-- BEGIN --
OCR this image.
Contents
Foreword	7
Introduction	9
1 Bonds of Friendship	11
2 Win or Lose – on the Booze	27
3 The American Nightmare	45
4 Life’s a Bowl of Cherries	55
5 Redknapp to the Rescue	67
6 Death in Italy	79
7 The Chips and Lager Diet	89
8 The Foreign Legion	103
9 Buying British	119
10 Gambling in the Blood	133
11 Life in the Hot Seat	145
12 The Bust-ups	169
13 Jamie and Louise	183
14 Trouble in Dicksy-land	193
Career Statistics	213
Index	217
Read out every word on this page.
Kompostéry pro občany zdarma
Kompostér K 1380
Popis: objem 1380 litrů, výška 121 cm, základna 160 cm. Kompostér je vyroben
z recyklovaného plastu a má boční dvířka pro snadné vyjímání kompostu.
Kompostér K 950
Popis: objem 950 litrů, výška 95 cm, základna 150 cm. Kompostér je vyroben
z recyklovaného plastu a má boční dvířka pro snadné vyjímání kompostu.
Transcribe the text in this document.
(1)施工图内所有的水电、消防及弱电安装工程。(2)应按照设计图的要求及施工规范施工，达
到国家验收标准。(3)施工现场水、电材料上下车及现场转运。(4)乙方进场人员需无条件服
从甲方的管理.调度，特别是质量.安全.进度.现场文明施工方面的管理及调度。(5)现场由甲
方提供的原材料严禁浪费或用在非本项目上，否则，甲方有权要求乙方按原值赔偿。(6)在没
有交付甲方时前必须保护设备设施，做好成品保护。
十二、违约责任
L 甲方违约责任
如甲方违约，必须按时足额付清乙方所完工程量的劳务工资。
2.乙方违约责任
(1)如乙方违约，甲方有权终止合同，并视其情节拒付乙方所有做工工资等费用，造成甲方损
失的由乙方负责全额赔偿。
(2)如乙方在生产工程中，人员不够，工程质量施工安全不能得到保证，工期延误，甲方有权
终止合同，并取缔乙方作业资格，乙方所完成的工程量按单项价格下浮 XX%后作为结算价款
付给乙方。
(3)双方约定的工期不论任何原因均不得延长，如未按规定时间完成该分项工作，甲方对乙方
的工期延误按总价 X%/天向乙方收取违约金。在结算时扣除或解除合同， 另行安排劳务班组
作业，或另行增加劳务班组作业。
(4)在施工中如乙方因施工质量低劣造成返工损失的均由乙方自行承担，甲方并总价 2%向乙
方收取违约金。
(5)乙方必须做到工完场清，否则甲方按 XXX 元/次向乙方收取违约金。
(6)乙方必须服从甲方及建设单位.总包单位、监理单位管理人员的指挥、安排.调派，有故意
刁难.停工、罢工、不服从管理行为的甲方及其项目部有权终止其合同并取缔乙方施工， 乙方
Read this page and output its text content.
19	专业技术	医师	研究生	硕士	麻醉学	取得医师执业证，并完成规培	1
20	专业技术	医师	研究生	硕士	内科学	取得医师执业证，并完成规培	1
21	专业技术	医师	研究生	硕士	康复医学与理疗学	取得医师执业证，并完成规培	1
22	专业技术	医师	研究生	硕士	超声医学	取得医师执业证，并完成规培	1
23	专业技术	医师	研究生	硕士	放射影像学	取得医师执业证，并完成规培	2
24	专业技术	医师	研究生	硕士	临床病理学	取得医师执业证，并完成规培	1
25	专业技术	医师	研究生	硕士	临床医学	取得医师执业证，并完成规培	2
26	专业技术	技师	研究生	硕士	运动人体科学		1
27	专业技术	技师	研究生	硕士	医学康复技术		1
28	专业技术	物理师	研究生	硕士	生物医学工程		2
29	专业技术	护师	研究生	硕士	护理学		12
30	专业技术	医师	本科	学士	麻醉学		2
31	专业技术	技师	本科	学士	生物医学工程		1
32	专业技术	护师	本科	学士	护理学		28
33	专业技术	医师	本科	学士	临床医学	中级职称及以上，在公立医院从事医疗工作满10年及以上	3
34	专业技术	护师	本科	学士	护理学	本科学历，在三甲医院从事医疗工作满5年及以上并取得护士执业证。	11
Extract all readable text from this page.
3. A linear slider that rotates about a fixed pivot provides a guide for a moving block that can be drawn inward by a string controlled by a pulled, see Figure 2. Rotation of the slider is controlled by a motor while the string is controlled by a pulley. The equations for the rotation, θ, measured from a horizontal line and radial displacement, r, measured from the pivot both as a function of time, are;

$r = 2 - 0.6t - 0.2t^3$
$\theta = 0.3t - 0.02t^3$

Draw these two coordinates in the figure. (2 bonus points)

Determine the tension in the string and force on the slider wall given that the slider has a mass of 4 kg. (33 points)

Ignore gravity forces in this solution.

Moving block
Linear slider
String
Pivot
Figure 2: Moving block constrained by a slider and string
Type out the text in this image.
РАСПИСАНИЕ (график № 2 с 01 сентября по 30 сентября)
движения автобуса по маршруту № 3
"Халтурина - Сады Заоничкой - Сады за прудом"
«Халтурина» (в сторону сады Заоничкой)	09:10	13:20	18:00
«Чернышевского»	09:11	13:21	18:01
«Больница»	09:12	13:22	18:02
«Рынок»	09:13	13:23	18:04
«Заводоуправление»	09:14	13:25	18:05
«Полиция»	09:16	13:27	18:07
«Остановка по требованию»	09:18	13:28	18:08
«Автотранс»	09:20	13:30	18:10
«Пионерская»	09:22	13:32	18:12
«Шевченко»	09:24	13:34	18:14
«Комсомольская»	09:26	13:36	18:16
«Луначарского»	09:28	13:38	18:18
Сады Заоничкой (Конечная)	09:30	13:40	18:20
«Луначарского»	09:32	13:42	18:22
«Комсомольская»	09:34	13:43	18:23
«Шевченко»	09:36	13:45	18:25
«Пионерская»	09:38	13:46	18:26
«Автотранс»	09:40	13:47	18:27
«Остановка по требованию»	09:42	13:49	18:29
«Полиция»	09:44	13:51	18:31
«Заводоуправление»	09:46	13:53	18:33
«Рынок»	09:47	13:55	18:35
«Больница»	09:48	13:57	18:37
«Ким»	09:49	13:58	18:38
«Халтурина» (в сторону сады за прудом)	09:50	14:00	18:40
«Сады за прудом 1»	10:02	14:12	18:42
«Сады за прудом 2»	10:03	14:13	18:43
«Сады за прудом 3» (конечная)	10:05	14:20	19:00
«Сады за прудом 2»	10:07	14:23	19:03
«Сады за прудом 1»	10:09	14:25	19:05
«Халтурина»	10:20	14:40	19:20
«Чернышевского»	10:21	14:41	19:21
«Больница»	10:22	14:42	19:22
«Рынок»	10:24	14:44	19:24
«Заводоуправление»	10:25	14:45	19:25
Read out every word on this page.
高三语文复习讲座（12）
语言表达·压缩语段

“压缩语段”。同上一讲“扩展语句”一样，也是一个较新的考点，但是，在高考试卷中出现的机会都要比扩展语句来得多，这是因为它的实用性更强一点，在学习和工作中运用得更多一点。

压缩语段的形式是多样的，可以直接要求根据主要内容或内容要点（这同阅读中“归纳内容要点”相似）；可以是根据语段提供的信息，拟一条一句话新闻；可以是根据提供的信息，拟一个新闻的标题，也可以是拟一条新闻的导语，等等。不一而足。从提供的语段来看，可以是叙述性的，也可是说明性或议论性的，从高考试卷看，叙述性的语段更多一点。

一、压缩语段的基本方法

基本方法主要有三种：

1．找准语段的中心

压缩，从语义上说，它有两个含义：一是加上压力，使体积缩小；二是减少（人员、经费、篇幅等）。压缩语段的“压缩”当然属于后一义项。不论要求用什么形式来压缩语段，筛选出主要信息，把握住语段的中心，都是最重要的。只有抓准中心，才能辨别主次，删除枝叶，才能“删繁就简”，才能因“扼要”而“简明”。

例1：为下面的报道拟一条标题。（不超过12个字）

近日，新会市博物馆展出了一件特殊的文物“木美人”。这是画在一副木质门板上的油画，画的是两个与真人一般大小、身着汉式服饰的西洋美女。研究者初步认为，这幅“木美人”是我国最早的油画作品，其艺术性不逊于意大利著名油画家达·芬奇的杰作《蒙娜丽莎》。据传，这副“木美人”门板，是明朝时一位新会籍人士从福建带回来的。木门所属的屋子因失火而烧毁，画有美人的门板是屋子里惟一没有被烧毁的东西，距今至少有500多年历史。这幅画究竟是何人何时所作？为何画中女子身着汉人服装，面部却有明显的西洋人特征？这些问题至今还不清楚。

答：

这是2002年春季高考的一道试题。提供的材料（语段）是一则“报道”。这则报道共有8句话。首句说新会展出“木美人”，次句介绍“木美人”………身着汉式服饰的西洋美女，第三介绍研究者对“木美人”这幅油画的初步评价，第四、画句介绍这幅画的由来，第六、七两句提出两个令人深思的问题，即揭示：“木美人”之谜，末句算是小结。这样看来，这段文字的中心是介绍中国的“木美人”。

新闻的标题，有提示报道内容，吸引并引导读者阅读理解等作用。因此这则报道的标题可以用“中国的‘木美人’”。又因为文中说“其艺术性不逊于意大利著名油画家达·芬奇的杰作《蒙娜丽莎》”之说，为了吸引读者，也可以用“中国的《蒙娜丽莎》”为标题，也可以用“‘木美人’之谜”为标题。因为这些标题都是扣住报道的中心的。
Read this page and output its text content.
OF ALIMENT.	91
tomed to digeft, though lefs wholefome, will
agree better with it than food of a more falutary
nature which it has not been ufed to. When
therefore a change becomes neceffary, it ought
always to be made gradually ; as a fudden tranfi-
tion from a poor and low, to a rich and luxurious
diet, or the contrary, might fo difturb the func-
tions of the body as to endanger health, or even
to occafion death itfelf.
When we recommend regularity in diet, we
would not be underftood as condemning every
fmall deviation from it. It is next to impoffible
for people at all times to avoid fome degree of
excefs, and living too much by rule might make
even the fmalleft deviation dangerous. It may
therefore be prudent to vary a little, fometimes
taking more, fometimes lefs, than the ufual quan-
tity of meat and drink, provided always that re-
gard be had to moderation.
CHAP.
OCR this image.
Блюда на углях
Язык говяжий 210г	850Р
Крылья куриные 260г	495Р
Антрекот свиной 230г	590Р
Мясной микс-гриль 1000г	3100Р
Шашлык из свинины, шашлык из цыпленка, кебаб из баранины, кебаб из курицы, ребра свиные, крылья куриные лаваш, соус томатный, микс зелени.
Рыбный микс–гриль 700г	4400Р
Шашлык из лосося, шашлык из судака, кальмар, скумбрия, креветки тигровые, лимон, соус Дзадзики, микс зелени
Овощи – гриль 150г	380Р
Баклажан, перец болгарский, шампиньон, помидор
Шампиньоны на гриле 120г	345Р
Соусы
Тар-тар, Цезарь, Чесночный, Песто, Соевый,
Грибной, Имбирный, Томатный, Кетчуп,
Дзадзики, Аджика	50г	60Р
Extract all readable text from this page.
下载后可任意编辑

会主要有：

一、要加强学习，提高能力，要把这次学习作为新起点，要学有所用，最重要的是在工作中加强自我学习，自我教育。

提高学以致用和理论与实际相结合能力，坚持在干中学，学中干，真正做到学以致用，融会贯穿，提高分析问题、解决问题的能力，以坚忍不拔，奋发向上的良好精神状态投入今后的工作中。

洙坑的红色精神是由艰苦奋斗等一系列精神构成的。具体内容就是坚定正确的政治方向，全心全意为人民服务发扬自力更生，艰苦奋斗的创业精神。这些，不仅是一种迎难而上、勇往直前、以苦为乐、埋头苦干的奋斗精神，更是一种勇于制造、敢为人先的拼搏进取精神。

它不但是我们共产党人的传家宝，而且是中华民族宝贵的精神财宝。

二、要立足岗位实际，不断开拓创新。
-- END --
THE REQUEST
Where a line holds the string "Заводоуправление", copy that line.

COMPLETE RESPONSE
«Заводоуправление»	09:14	13:25	18:05
«Заводоуправление»	09:46	13:53	18:33
«Заводоуправление»	10:25	14:45	19:25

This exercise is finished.